[Element and region listings]

════════════════════

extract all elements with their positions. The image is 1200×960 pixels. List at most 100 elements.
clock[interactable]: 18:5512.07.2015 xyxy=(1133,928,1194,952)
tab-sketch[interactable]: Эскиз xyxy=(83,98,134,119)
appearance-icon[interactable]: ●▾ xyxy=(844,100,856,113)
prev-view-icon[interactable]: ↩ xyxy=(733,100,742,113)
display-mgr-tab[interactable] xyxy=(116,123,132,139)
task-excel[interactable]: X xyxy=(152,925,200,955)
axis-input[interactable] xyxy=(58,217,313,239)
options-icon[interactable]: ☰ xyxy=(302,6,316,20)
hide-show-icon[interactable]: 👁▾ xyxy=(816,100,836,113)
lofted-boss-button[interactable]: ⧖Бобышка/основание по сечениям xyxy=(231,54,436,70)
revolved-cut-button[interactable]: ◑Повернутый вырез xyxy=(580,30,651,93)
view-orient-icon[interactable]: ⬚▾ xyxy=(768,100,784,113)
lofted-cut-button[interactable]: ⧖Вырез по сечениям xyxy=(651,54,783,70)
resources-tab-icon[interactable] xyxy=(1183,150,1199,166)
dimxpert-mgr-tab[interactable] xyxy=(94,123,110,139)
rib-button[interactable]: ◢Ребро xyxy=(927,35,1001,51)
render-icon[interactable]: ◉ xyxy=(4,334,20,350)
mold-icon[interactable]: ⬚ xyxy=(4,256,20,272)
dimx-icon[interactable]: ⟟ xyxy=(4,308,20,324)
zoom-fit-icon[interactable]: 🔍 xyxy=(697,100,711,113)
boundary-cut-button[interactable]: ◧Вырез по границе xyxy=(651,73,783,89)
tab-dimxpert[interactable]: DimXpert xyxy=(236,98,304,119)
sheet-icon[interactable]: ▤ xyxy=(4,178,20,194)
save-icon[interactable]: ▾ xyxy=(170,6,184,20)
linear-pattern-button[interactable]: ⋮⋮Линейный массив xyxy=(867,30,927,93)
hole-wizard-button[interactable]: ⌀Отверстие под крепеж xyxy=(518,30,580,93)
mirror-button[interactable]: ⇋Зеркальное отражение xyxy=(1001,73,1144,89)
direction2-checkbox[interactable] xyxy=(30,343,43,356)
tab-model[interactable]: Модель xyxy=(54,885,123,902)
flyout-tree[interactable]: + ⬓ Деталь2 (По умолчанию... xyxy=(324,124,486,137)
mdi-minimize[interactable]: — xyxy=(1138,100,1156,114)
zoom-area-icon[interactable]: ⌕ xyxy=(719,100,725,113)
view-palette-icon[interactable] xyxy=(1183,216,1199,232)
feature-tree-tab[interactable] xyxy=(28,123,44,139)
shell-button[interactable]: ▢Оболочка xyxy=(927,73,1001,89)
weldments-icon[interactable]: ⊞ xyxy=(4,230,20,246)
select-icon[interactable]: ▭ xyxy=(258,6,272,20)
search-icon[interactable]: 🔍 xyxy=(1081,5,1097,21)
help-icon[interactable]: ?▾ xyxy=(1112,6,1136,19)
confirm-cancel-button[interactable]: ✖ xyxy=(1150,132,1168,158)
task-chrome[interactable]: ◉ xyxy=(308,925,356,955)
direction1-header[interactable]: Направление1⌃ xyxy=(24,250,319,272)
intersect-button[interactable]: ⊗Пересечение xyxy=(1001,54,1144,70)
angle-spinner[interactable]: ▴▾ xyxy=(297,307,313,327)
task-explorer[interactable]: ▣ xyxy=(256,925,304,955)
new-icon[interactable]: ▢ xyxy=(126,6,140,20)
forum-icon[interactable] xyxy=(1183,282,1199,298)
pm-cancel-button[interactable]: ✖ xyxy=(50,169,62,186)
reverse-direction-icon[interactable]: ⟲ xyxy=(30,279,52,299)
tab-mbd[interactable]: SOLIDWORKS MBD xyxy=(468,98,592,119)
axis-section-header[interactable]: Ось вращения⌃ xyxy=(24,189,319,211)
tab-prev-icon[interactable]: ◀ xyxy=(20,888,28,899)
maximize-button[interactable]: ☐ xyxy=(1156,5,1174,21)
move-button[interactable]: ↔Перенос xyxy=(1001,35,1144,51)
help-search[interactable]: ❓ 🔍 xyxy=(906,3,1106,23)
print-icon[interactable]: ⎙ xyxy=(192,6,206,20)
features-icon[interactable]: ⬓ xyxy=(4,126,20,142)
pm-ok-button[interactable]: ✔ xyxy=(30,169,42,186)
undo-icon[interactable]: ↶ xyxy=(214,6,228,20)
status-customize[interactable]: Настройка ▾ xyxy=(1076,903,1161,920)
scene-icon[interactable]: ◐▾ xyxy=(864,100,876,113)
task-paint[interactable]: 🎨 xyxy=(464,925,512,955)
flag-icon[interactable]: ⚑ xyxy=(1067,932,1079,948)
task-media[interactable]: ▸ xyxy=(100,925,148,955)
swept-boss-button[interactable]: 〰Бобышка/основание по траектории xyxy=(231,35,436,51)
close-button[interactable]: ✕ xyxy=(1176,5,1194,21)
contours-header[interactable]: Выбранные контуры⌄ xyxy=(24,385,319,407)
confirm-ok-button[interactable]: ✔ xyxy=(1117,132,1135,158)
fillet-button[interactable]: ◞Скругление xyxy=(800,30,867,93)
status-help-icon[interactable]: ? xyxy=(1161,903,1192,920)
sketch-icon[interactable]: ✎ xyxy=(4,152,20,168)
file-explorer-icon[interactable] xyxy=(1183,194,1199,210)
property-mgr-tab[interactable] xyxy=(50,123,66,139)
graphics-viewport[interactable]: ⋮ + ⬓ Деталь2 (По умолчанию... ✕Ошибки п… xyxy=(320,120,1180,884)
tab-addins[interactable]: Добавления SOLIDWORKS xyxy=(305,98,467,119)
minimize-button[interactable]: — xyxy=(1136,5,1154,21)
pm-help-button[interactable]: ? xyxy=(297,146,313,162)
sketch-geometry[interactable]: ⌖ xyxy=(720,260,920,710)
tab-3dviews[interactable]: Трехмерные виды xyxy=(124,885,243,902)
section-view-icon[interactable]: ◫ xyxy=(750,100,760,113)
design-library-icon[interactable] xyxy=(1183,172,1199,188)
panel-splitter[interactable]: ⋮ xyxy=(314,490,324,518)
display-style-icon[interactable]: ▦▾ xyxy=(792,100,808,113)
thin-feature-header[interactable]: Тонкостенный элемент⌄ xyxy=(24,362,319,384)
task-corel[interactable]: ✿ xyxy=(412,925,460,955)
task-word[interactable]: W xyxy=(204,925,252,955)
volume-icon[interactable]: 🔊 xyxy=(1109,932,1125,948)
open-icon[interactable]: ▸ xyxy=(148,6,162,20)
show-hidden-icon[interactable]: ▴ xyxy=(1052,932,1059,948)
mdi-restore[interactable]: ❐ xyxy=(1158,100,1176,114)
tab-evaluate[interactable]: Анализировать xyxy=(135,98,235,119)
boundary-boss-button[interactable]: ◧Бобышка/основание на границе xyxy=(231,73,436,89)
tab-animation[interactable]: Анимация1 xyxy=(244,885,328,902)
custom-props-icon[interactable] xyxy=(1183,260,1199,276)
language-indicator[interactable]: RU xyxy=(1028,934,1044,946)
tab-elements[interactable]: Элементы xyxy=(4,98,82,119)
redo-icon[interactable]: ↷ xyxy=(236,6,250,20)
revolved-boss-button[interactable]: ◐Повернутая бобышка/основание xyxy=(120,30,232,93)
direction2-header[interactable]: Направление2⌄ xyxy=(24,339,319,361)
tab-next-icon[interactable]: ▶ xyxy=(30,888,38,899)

════════════════════

Reproduce the material above, switching "interactable" to "clickable" at every occurrence and leaving everything else unchanged.

extract all elements with their positions. The image is 1200×960 pixels. List at most 100 elements.
clock[clickable]: 18:5512.07.2015 xyxy=(1133,928,1194,952)
tab-sketch[clickable]: Эскиз xyxy=(83,98,134,119)
appearance-icon[clickable]: ●▾ xyxy=(844,100,856,113)
prev-view-icon[clickable]: ↩ xyxy=(733,100,742,113)
display-mgr-tab[clickable] xyxy=(116,123,132,139)
task-excel[clickable]: X xyxy=(152,925,200,955)
axis-input[clickable] xyxy=(58,217,313,239)
options-icon[clickable]: ☰ xyxy=(302,6,316,20)
hide-show-icon[clickable]: 👁▾ xyxy=(816,100,836,113)
lofted-boss-button[clickable]: ⧖Бобышка/основание по сечениям xyxy=(231,54,436,70)
revolved-cut-button[clickable]: ◑Повернутый вырез xyxy=(580,30,651,93)
view-orient-icon[clickable]: ⬚▾ xyxy=(768,100,784,113)
lofted-cut-button[clickable]: ⧖Вырез по сечениям xyxy=(651,54,783,70)
resources-tab-icon[clickable] xyxy=(1183,150,1199,166)
dimxpert-mgr-tab[clickable] xyxy=(94,123,110,139)
rib-button[clickable]: ◢Ребро xyxy=(927,35,1001,51)
render-icon[clickable]: ◉ xyxy=(4,334,20,350)
mold-icon[clickable]: ⬚ xyxy=(4,256,20,272)
dimx-icon[clickable]: ⟟ xyxy=(4,308,20,324)
zoom-fit-icon[clickable]: 🔍 xyxy=(697,100,711,113)
boundary-cut-button[clickable]: ◧Вырез по границе xyxy=(651,73,783,89)
tab-dimxpert[clickable]: DimXpert xyxy=(236,98,304,119)
sheet-icon[clickable]: ▤ xyxy=(4,178,20,194)
save-icon[clickable]: ▾ xyxy=(170,6,184,20)
linear-pattern-button[clickable]: ⋮⋮Линейный массив xyxy=(867,30,927,93)
hole-wizard-button[clickable]: ⌀Отверстие под крепеж xyxy=(518,30,580,93)
mirror-button[clickable]: ⇋Зеркальное отражение xyxy=(1001,73,1144,89)
direction2-checkbox[clickable] xyxy=(30,343,43,356)
tab-model[clickable]: Модель xyxy=(54,885,123,902)
flyout-tree[clickable]: + ⬓ Деталь2 (По умолчанию... xyxy=(324,124,486,137)
mdi-minimize[clickable]: — xyxy=(1138,100,1156,114)
zoom-area-icon[clickable]: ⌕ xyxy=(719,100,725,113)
view-palette-icon[clickable] xyxy=(1183,216,1199,232)
feature-tree-tab[clickable] xyxy=(28,123,44,139)
shell-button[clickable]: ▢Оболочка xyxy=(927,73,1001,89)
weldments-icon[clickable]: ⊞ xyxy=(4,230,20,246)
select-icon[clickable]: ▭ xyxy=(258,6,272,20)
search-icon[clickable]: 🔍 xyxy=(1081,5,1097,21)
help-icon[clickable]: ?▾ xyxy=(1112,6,1136,19)
confirm-cancel-button[clickable]: ✖ xyxy=(1150,132,1168,158)
task-chrome[clickable]: ◉ xyxy=(308,925,356,955)
direction1-header[clickable]: Направление1⌃ xyxy=(24,250,319,272)
intersect-button[clickable]: ⊗Пересечение xyxy=(1001,54,1144,70)
angle-spinner[clickable]: ▴▾ xyxy=(297,307,313,327)
task-explorer[clickable]: ▣ xyxy=(256,925,304,955)
new-icon[clickable]: ▢ xyxy=(126,6,140,20)
forum-icon[clickable] xyxy=(1183,282,1199,298)
pm-cancel-button[clickable]: ✖ xyxy=(50,169,62,186)
reverse-direction-icon[clickable]: ⟲ xyxy=(30,279,52,299)
tab-mbd[clickable]: SOLIDWORKS MBD xyxy=(468,98,592,119)
axis-section-header[clickable]: Ось вращения⌃ xyxy=(24,189,319,211)
tab-prev-icon[clickable]: ◀ xyxy=(20,888,28,899)
maximize-button[clickable]: ☐ xyxy=(1156,5,1174,21)
move-button[clickable]: ↔Перенос xyxy=(1001,35,1144,51)
help-search[clickable]: ❓ 🔍 xyxy=(906,3,1106,23)
print-icon[clickable]: ⎙ xyxy=(192,6,206,20)
features-icon[clickable]: ⬓ xyxy=(4,126,20,142)
pm-ok-button[clickable]: ✔ xyxy=(30,169,42,186)
undo-icon[clickable]: ↶ xyxy=(214,6,228,20)
status-customize[clickable]: Настройка ▾ xyxy=(1076,903,1161,920)
scene-icon[clickable]: ◐▾ xyxy=(864,100,876,113)
task-paint[clickable]: 🎨 xyxy=(464,925,512,955)
flag-icon[clickable]: ⚑ xyxy=(1067,932,1079,948)
task-media[clickable]: ▸ xyxy=(100,925,148,955)
swept-boss-button[clickable]: 〰Бобышка/основание по траектории xyxy=(231,35,436,51)
close-button[clickable]: ✕ xyxy=(1176,5,1194,21)
contours-header[clickable]: Выбранные контуры⌄ xyxy=(24,385,319,407)
confirm-ok-button[clickable]: ✔ xyxy=(1117,132,1135,158)
fillet-button[clickable]: ◞Скругление xyxy=(800,30,867,93)
status-help-icon[clickable]: ? xyxy=(1161,903,1192,920)
sketch-icon[clickable]: ✎ xyxy=(4,152,20,168)
file-explorer-icon[clickable] xyxy=(1183,194,1199,210)
property-mgr-tab[clickable] xyxy=(50,123,66,139)
graphics-viewport[clickable]: ⋮ + ⬓ Деталь2 (По умолчанию... ✕Ошибки п… xyxy=(320,120,1180,884)
tab-addins[clickable]: Добавления SOLIDWORKS xyxy=(305,98,467,119)
minimize-button[clickable]: — xyxy=(1136,5,1154,21)
pm-help-button[clickable]: ? xyxy=(297,146,313,162)
sketch-geometry[clickable]: ⌖ xyxy=(720,260,920,710)
tab-3dviews[clickable]: Трехмерные виды xyxy=(124,885,243,902)
section-view-icon[clickable]: ◫ xyxy=(750,100,760,113)
design-library-icon[clickable] xyxy=(1183,172,1199,188)
panel-splitter[clickable]: ⋮ xyxy=(314,490,324,518)
display-style-icon[clickable]: ▦▾ xyxy=(792,100,808,113)
thin-feature-header[clickable]: Тонкостенный элемент⌄ xyxy=(24,362,319,384)
task-corel[clickable]: ✿ xyxy=(412,925,460,955)
task-word[clickable]: W xyxy=(204,925,252,955)
volume-icon[clickable]: 🔊 xyxy=(1109,932,1125,948)
open-icon[clickable]: ▸ xyxy=(148,6,162,20)
show-hidden-icon[clickable]: ▴ xyxy=(1052,932,1059,948)
mdi-restore[clickable]: ❐ xyxy=(1158,100,1176,114)
tab-evaluate[clickable]: Анализировать xyxy=(135,98,235,119)
boundary-boss-button[clickable]: ◧Бобышка/основание на границе xyxy=(231,73,436,89)
tab-animation[clickable]: Анимация1 xyxy=(244,885,328,902)
custom-props-icon[clickable] xyxy=(1183,260,1199,276)
language-indicator[clickable]: RU xyxy=(1028,934,1044,946)
tab-elements[clickable]: Элементы xyxy=(4,98,82,119)
redo-icon[clickable]: ↷ xyxy=(236,6,250,20)
revolved-boss-button[clickable]: ◐Повернутая бобышка/основание xyxy=(120,30,232,93)
direction2-header[clickable]: Направление2⌄ xyxy=(24,339,319,361)
tab-next-icon[clickable]: ▶ xyxy=(30,888,38,899)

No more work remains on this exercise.